Instructions for the task:
Locate the line containing "Output a JSON" in the material below; repeat it and every line after it, exactly as written.
-- START --
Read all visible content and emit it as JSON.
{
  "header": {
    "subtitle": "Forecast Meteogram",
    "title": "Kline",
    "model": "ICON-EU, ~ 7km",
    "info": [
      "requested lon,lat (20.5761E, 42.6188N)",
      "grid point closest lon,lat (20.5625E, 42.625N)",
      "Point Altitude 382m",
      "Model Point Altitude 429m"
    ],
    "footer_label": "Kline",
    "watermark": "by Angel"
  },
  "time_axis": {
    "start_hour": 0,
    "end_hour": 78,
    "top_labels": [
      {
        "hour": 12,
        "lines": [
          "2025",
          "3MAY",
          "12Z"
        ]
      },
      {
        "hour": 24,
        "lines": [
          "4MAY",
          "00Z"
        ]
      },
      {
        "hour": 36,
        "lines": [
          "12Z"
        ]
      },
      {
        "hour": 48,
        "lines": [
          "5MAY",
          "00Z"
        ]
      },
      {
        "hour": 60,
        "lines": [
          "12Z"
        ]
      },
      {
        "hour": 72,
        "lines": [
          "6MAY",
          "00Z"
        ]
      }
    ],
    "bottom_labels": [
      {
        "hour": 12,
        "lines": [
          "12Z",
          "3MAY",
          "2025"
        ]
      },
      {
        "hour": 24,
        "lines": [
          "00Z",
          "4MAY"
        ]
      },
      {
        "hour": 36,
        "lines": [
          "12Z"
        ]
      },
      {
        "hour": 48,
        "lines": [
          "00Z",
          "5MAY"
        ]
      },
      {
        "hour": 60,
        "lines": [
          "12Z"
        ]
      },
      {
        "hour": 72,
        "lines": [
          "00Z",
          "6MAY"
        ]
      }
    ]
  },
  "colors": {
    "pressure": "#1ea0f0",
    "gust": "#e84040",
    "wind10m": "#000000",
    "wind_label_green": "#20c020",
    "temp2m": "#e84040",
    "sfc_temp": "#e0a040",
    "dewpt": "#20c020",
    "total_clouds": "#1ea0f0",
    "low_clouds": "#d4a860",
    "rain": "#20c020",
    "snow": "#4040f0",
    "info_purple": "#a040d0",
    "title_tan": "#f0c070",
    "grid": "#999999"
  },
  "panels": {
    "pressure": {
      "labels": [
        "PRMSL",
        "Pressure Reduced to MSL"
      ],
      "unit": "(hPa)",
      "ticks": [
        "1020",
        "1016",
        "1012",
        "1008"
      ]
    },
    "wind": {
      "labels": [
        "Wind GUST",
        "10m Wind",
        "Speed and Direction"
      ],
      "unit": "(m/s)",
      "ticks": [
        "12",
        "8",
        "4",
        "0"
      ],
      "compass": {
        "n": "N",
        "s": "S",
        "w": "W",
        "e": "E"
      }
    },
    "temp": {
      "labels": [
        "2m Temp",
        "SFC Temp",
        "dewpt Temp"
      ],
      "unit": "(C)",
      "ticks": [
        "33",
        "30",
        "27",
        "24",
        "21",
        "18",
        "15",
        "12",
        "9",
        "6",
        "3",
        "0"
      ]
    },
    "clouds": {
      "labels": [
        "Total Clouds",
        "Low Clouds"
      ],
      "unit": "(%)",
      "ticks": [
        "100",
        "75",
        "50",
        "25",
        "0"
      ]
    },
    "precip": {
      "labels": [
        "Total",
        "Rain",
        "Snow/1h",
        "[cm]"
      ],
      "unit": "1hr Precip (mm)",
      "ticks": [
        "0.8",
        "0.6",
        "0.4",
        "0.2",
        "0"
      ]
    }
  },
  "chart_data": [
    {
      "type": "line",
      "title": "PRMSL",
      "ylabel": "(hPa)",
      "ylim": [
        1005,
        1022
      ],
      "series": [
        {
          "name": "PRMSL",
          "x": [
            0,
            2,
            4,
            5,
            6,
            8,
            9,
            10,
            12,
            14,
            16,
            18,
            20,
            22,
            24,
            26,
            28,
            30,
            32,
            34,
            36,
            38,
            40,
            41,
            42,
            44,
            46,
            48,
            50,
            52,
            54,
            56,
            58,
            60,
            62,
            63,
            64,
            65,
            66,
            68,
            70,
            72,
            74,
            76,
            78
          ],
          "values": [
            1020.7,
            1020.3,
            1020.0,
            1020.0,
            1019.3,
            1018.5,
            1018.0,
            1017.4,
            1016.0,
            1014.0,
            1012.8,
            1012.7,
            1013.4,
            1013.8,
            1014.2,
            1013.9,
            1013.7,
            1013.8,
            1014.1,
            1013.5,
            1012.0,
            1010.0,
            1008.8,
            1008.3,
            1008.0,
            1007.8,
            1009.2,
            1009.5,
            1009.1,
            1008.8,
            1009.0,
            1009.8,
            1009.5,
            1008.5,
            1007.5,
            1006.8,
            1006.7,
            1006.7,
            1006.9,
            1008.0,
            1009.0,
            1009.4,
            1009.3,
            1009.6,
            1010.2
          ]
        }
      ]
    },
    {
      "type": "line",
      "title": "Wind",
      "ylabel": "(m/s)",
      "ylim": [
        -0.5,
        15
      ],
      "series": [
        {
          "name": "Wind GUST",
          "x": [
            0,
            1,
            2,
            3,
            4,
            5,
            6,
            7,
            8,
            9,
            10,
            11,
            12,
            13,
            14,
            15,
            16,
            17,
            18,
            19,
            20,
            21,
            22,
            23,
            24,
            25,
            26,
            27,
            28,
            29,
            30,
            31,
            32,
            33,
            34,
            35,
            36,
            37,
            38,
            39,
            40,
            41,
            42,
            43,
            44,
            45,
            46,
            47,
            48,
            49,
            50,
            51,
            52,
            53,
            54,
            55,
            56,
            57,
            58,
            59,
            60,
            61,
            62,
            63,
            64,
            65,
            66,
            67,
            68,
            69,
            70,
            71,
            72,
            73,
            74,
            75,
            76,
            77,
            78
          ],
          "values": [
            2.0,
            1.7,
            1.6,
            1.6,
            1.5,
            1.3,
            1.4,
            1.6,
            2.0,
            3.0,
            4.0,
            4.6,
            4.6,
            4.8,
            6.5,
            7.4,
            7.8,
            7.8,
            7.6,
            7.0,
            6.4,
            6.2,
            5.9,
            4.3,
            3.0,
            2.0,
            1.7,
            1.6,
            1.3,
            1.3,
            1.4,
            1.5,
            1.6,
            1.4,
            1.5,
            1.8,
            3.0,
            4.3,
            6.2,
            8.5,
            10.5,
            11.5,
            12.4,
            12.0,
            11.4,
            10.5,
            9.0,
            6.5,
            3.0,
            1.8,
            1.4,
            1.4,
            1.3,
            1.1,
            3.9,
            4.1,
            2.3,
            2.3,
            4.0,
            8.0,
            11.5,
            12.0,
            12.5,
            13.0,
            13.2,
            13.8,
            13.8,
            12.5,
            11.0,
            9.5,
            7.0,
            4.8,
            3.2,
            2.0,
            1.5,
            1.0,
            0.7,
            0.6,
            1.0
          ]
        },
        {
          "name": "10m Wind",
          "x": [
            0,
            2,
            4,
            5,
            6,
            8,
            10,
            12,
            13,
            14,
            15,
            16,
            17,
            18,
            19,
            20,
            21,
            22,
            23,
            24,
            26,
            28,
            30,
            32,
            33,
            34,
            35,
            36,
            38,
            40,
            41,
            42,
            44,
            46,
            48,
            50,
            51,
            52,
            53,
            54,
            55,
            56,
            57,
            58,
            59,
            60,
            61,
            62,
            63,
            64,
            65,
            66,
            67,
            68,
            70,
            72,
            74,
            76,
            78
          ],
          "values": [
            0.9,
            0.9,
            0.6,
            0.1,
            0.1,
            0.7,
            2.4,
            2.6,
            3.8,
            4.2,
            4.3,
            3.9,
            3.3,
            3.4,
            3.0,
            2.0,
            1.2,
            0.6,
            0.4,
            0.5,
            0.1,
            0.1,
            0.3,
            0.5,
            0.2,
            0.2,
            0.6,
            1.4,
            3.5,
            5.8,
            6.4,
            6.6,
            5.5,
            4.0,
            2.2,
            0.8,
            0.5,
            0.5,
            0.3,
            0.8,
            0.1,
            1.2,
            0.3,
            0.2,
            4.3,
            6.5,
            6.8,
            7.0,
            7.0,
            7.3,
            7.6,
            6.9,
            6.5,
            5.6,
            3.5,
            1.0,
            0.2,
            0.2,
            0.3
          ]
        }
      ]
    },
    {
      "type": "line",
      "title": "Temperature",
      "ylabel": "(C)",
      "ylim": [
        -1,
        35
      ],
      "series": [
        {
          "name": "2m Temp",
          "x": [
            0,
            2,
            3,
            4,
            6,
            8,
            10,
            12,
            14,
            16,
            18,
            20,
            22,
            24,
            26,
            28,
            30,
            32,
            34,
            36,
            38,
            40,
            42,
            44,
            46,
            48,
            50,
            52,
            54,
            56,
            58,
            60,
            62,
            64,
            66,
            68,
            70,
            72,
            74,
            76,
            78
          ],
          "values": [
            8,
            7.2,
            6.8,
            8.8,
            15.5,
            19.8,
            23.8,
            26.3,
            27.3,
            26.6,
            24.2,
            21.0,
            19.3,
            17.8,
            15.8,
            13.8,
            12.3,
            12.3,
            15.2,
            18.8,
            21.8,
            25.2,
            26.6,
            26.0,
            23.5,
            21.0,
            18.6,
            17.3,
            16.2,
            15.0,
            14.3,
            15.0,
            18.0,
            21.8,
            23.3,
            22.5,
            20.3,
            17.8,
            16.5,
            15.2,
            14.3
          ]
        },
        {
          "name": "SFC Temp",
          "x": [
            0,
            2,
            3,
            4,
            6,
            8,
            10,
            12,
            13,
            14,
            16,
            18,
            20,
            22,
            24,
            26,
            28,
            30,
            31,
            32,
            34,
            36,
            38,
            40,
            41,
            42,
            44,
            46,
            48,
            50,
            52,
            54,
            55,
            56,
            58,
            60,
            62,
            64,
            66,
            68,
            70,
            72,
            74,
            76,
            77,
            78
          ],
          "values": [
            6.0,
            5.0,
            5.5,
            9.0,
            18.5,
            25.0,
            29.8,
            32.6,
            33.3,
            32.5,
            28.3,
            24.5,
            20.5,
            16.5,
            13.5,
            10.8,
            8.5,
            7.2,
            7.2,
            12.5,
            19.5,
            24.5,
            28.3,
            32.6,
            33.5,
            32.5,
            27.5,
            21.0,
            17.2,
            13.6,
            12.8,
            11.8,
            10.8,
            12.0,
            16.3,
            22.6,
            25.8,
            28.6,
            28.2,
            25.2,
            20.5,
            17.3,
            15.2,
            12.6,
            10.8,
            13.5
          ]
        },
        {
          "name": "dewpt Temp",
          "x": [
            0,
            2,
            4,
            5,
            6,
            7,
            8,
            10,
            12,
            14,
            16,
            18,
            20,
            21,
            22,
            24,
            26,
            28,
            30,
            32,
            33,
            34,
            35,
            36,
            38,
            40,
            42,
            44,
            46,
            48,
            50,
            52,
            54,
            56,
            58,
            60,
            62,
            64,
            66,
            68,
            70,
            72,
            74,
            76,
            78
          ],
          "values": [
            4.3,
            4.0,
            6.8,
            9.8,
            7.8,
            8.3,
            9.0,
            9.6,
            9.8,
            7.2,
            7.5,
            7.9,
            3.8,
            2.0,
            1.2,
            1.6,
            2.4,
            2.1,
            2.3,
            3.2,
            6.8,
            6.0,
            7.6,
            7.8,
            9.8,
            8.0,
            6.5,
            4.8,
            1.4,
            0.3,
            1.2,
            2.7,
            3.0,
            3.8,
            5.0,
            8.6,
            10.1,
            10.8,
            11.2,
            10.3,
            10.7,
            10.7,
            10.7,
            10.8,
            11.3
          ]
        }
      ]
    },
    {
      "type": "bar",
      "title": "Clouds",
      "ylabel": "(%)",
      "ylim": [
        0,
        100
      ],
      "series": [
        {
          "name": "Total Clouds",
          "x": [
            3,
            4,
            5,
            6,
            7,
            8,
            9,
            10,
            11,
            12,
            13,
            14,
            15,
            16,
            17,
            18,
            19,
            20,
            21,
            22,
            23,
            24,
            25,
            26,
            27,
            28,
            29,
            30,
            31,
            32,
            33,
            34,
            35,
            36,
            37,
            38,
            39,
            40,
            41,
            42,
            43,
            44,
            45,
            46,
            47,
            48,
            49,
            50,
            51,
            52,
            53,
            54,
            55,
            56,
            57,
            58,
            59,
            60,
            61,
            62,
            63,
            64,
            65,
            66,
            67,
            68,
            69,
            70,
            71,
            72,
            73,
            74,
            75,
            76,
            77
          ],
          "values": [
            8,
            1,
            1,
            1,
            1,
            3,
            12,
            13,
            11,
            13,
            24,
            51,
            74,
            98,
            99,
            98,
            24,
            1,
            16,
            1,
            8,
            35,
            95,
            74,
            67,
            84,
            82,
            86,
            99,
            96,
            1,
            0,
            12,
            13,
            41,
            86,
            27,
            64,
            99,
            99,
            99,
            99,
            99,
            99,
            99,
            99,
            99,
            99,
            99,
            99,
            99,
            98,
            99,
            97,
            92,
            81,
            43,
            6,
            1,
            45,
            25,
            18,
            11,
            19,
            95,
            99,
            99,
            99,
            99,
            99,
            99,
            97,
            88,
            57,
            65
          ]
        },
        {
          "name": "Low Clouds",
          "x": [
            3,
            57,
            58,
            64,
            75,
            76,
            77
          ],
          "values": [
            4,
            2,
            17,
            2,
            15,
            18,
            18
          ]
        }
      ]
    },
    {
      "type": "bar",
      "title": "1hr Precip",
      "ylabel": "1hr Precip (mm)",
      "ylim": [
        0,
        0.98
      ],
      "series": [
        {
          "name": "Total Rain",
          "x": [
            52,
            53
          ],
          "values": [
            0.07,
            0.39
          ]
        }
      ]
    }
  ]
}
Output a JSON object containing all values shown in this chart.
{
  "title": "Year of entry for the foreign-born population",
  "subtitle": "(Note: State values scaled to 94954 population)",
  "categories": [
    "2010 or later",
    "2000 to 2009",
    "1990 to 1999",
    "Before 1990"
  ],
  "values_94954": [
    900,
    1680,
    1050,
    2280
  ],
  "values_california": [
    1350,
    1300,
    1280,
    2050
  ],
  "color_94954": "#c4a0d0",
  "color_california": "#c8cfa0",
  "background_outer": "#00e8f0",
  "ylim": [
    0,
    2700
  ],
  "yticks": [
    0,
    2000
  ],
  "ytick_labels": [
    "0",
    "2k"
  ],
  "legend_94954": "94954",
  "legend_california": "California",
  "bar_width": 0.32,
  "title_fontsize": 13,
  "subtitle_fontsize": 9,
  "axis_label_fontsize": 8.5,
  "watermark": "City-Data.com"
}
-- END --
Response to this exercise:
Output a JSON object containing all values shown in this chart.
{
  "title": "Year of entry for the foreign-born population",
  "subtitle": "(Note: State values scaled to 94954 population)",
  "categories": [
    "2010 or later",
    "2000 to 2009",
    "1990 to 1999",
    "Before 1990"
  ],
  "values_94954": [
    900,
    1680,
    1050,
    2280
  ],
  "values_california": [
    1350,
    1300,
    1280,
    2050
  ],
  "color_94954": "#c4a0d0",
  "color_california": "#c8cfa0",
  "background_outer": "#00e8f0",
  "ylim": [
    0,
    2700
  ],
  "yticks": [
    0,
    2000
  ],
  "ytick_labels": [
    "0",
    "2k"
  ],
  "legend_94954": "94954",
  "legend_california": "California",
  "bar_width": 0.32,
  "title_fontsize": 13,
  "subtitle_fontsize": 9,
  "axis_label_fontsize": 8.5,
  "watermark": "City-Data.com"
}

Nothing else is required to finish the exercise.